WORK ORDER: The full listing is to be returned exactly as given, but without pictures.

Segment Open

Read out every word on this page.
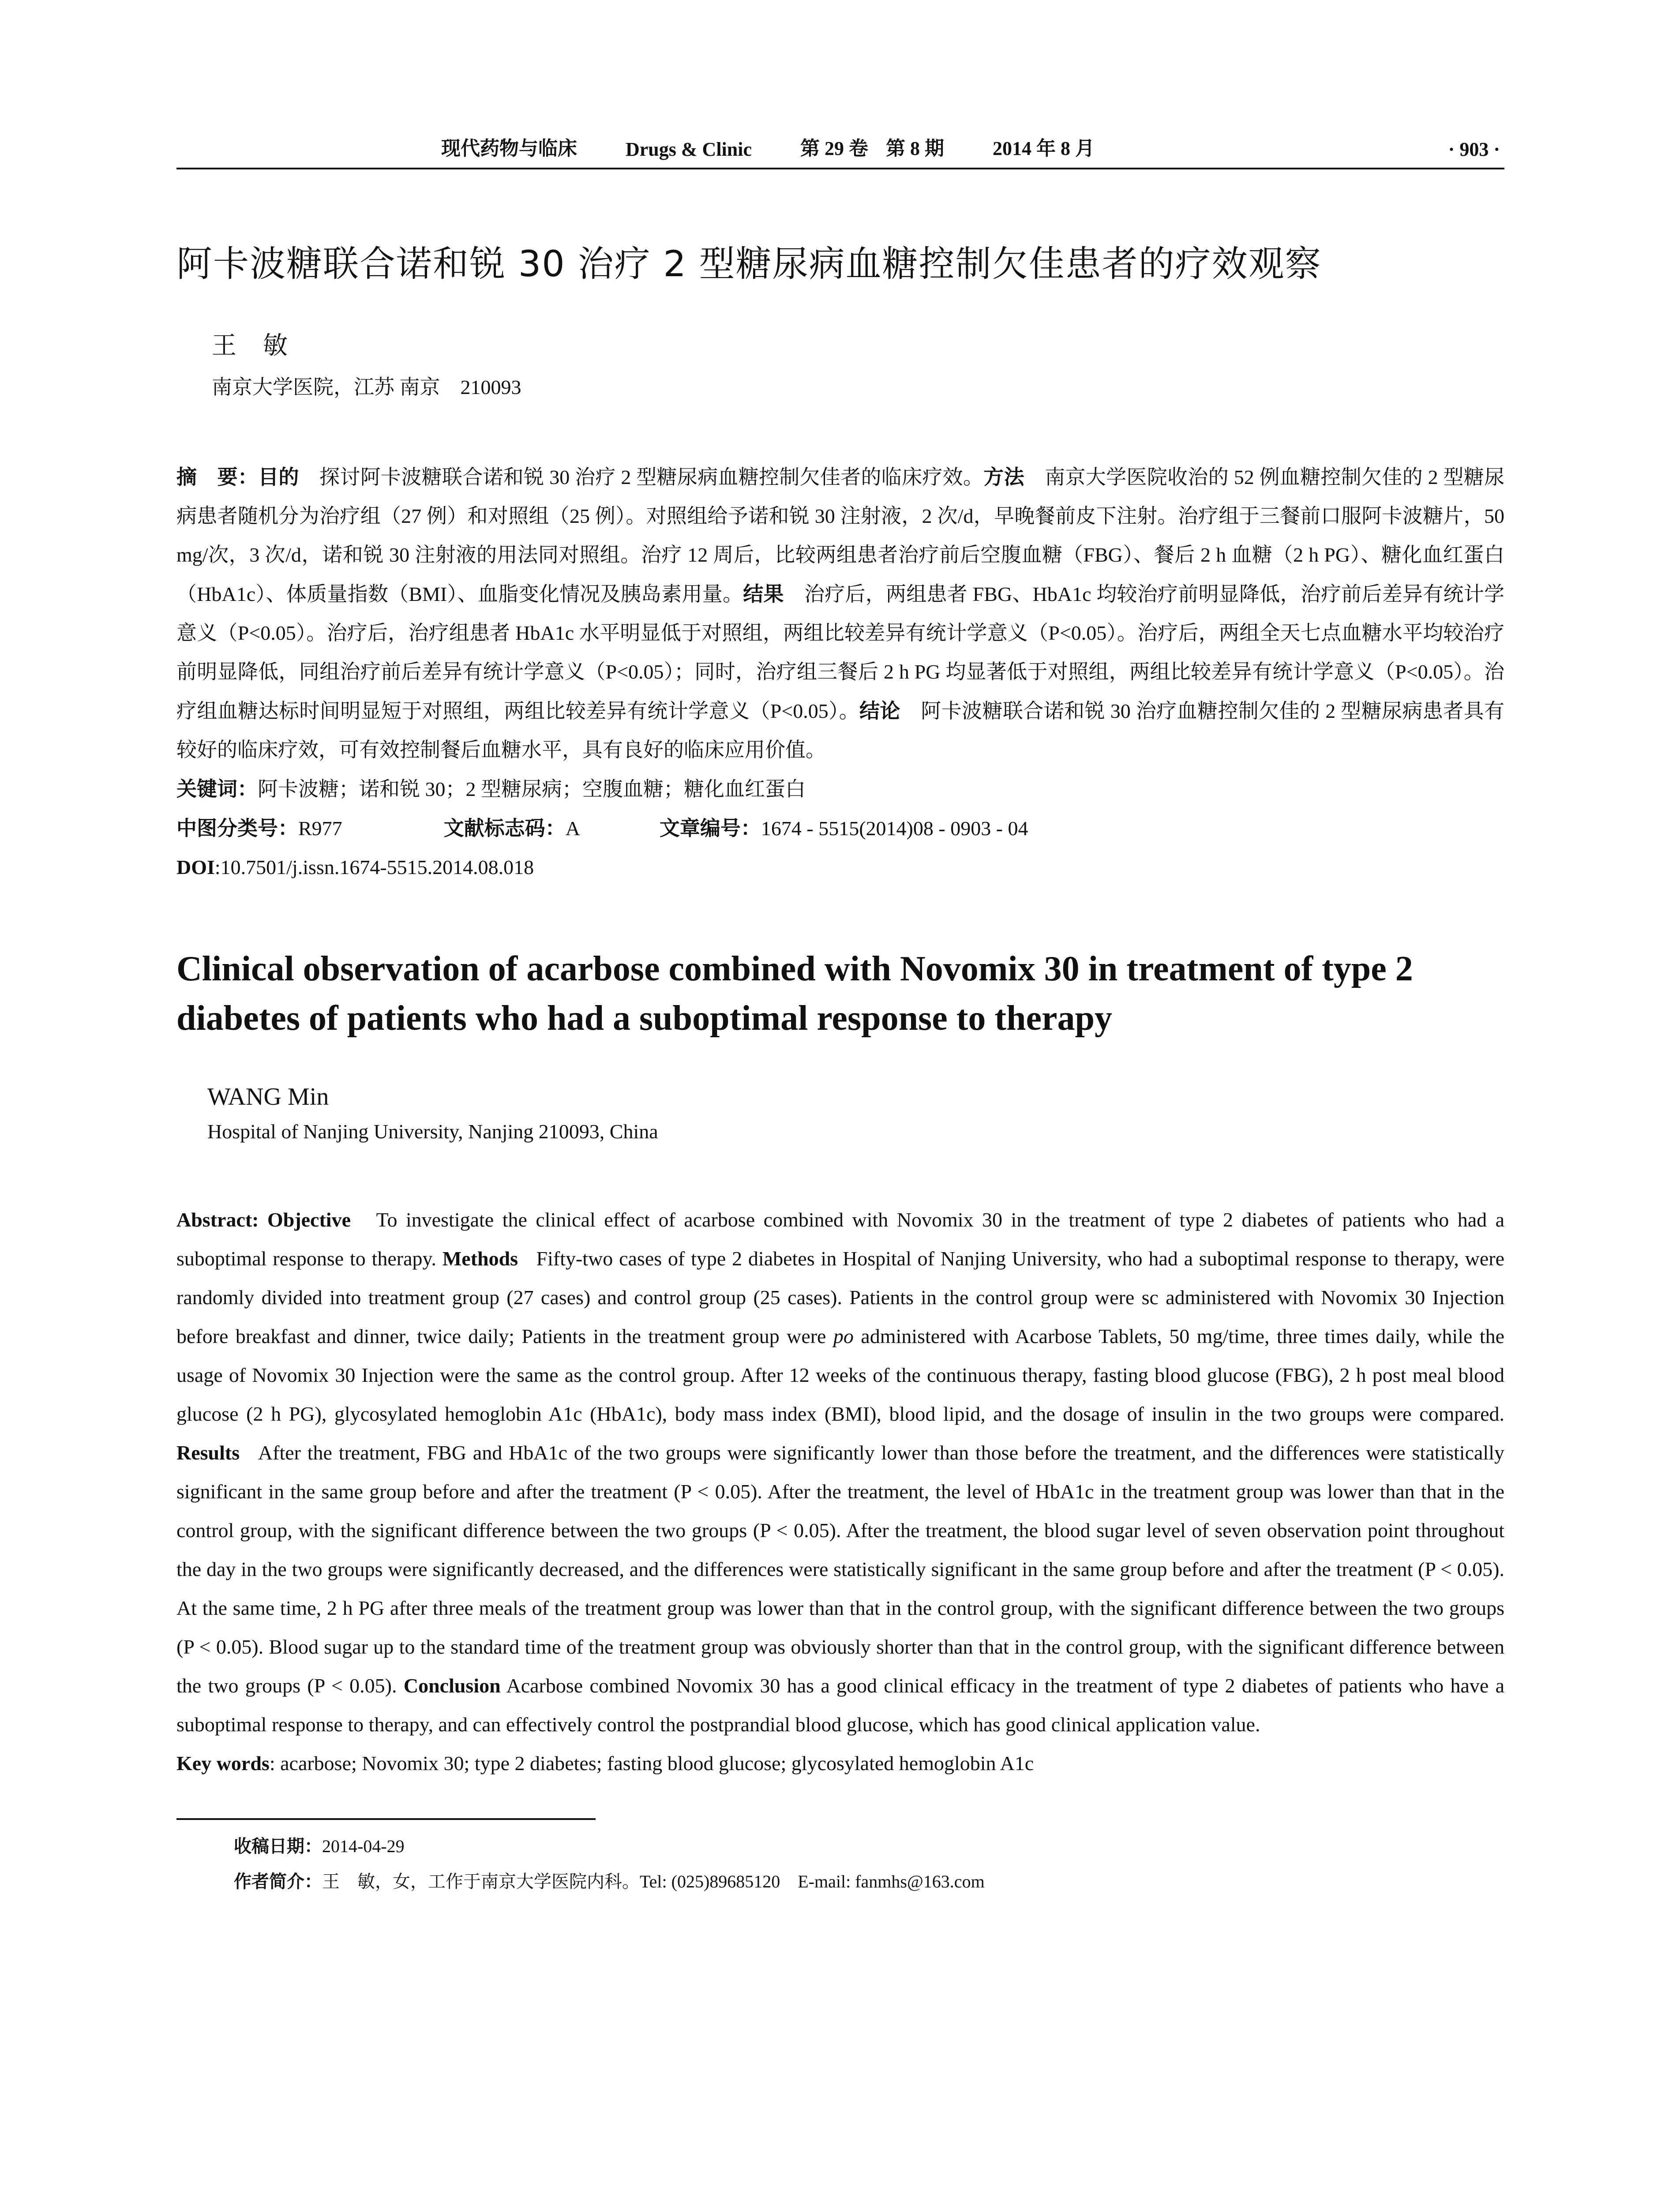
现代药物与临床	Drugs & Clinic	第 29 卷 第 8 期	2014 年 8 月	· 903 ·
阿卡波糖联合诺和锐 30 治疗 2 型糖尿病血糖控制欠佳患者的疗效观察
王敏
南京大学医院，江苏 南京　210093

摘　要：目的　 探讨阿卡波糖联合诺和锐 30 治疗 2 型糖尿病血糖控制欠佳者的临床疗效。方法　 南京大学医院收治的 52 例血糖控制欠佳的 2 型糖尿病患者随机分为治疗组（27 例）和对照组（25 例）。对照组给予诺和锐 30 注射液，2 次/d，早晚餐前皮下注射。治疗组于三餐前口服阿卡波糖片，50 mg/次，3 次/d，诺和锐 30 注射液的用法同对照组。治疗 12 周后，比较两组患者治疗前后空腹血糖（FBG）、餐后 2 h 血糖（2 h PG）、糖化血红蛋白（HbA1c）、体质量指数（BMI）、血脂变化情况及胰岛素用量。结果　 治疗后，两组患者 FBG、HbA1c 均较治疗前明显降低，治疗前后差异有统计学意义（P<0.05）。治疗后，治疗组患者 HbA1c 水平明显低于对照组，两组比较差异有统计学意义（P<0.05）。治疗后，两组全天七点血糖水平均较治疗前明显降低，同组治疗前后差异有统计学意义（P<0.05）；同时，治疗组三餐后 2 h PG 均显著低于对照组，两组比较差异有统计学意义（P<0.05）。治疗组血糖达标时间明显短于对照组，两组比较差异有统计学意义（P<0.05）。结论　 阿卡波糖联合诺和锐 30 治疗血糖控制欠佳的 2 型糖尿病患者具有较好的临床疗效，可有效控制餐后血糖水平，具有良好的临床应用价值。

关键词：阿卡波糖；诺和锐 30；2 型糖尿病；空腹血糖；糖化血红蛋白
中图分类号：R977	文献标志码：A	文章编号：1674 - 5515(2014)08 - 0903 - 04
DOI:10.7501/j.issn.1674-5515.2014.08.018
Clinical observation of acarbose combined with Novomix 30 in treatment of type 2 diabetes of patients who had a suboptimal response to therapy
WANG Min
Hospital of Nanjing University, Nanjing 210093, China

Abstract: Objective To investigate the clinical effect of acarbose combined with Novomix 30 in the treatment of type 2 diabetes of patients who had a suboptimal response to therapy. Methods Fifty-two cases of type 2 diabetes in Hospital of Nanjing University, who had a suboptimal response to therapy, were randomly divided into treatment group (27 cases) and control group (25 cases). Patients in the control group were sc administered with Novomix 30 Injection before breakfast and dinner, twice daily; Patients in the treatment group were po administered with Acarbose Tablets, 50 mg/time, three times daily, while the usage of Novomix 30 Injection were the same as the control group. After 12 weeks of the continuous therapy, fasting blood glucose (FBG), 2 h post meal blood glucose (2 h PG), glycosylated hemoglobin A1c (HbA1c), body mass index (BMI), blood lipid, and the dosage of insulin in the two groups were compared. Results After the treatment, FBG and HbA1c of the two groups were significantly lower than those before the treatment, and the differences were statistically significant in the same group before and after the treatment (P < 0.05). After the treatment, the level of HbA1c in the treatment group was lower than that in the control group, with the significant difference between the two groups (P < 0.05). After the treatment, the blood sugar level of seven observation point throughout the day in the two groups were significantly decreased, and the differences were statistically significant in the same group before and after the treatment (P < 0.05). At the same time, 2 h PG after three meals of the treatment group was lower than that in the control group, with the significant difference between the two groups (P < 0.05). Blood sugar up to the standard time of the treatment group was obviously shorter than that in the control group, with the significant difference between the two groups (P < 0.05). Conclusion Acarbose combined Novomix 30 has a good clinical efficacy in the treatment of type 2 diabetes of patients who have a suboptimal response to therapy, and can effectively control the postprandial blood glucose, which has good clinical application value.

Key words: acarbose; Novomix 30; type 2 diabetes; fasting blood glucose; glycosylated hemoglobin A1c
收稿日期：2014-04-29
作者简介：王　敏，女，工作于南京大学医院内科。Tel: (025)89685120　E-mail: fanmhs@163.com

Segment Closed

RESPONSE:
Read out every word on this page.
现代药物与临床	Drugs & Clinic	第 29 卷 第 8 期	2014 年 8 月	· 903 ·
阿卡波糖联合诺和锐 30 治疗 2 型糖尿病血糖控制欠佳患者的疗效观察
王敏
南京大学医院，江苏 南京　210093

摘　要：目的　 探讨阿卡波糖联合诺和锐 30 治疗 2 型糖尿病血糖控制欠佳者的临床疗效。方法　 南京大学医院收治的 52 例血糖控制欠佳的 2 型糖尿病患者随机分为治疗组（27 例）和对照组（25 例）。对照组给予诺和锐 30 注射液，2 次/d，早晚餐前皮下注射。治疗组于三餐前口服阿卡波糖片，50 mg/次，3 次/d，诺和锐 30 注射液的用法同对照组。治疗 12 周后，比较两组患者治疗前后空腹血糖（FBG）、餐后 2 h 血糖（2 h PG）、糖化血红蛋白（HbA1c）、体质量指数（BMI）、血脂变化情况及胰岛素用量。结果　 治疗后，两组患者 FBG、HbA1c 均较治疗前明显降低，治疗前后差异有统计学意义（P<0.05）。治疗后，治疗组患者 HbA1c 水平明显低于对照组，两组比较差异有统计学意义（P<0.05）。治疗后，两组全天七点血糖水平均较治疗前明显降低，同组治疗前后差异有统计学意义（P<0.05）；同时，治疗组三餐后 2 h PG 均显著低于对照组，两组比较差异有统计学意义（P<0.05）。治疗组血糖达标时间明显短于对照组，两组比较差异有统计学意义（P<0.05）。结论　 阿卡波糖联合诺和锐 30 治疗血糖控制欠佳的 2 型糖尿病患者具有较好的临床疗效，可有效控制餐后血糖水平，具有良好的临床应用价值。

关键词：阿卡波糖；诺和锐 30；2 型糖尿病；空腹血糖；糖化血红蛋白
中图分类号：R977	文献标志码：A	文章编号：1674 - 5515(2014)08 - 0903 - 04
DOI:10.7501/j.issn.1674-5515.2014.08.018
Clinical observation of acarbose combined with Novomix 30 in treatment of type 2 diabetes of patients who had a suboptimal response to therapy
WANG Min
Hospital of Nanjing University, Nanjing 210093, China

Abstract: Objective To investigate the clinical effect of acarbose combined with Novomix 30 in the treatment of type 2 diabetes of patients who had a suboptimal response to therapy. Methods Fifty-two cases of type 2 diabetes in Hospital of Nanjing University, who had a suboptimal response to therapy, were randomly divided into treatment group (27 cases) and control group (25 cases). Patients in the control group were sc administered with Novomix 30 Injection before breakfast and dinner, twice daily; Patients in the treatment group were po administered with Acarbose Tablets, 50 mg/time, three times daily, while the usage of Novomix 30 Injection were the same as the control group. After 12 weeks of the continuous therapy, fasting blood glucose (FBG), 2 h post meal blood glucose (2 h PG), glycosylated hemoglobin A1c (HbA1c), body mass index (BMI), blood lipid, and the dosage of insulin in the two groups were compared. Results After the treatment, FBG and HbA1c of the two groups were significantly lower than those before the treatment, and the differences were statistically significant in the same group before and after the treatment (P < 0.05). After the treatment, the level of HbA1c in the treatment group was lower than that in the control group, with the significant difference between the two groups (P < 0.05). After the treatment, the blood sugar level of seven observation point throughout the day in the two groups were significantly decreased, and the differences were statistically significant in the same group before and after the treatment (P < 0.05). At the same time, 2 h PG after three meals of the treatment group was lower than that in the control group, with the significant difference between the two groups (P < 0.05). Blood sugar up to the standard time of the treatment group was obviously shorter than that in the control group, with the significant difference between the two groups (P < 0.05). Conclusion Acarbose combined Novomix 30 has a good clinical efficacy in the treatment of type 2 diabetes of patients who have a suboptimal response to therapy, and can effectively control the postprandial blood glucose, which has good clinical application value.

Key words: acarbose; Novomix 30; type 2 diabetes; fasting blood glucose; glycosylated hemoglobin A1c
收稿日期：2014-04-29
作者简介：王　敏，女，工作于南京大学医院内科。Tel: (025)89685120　E-mail: fanmhs@163.com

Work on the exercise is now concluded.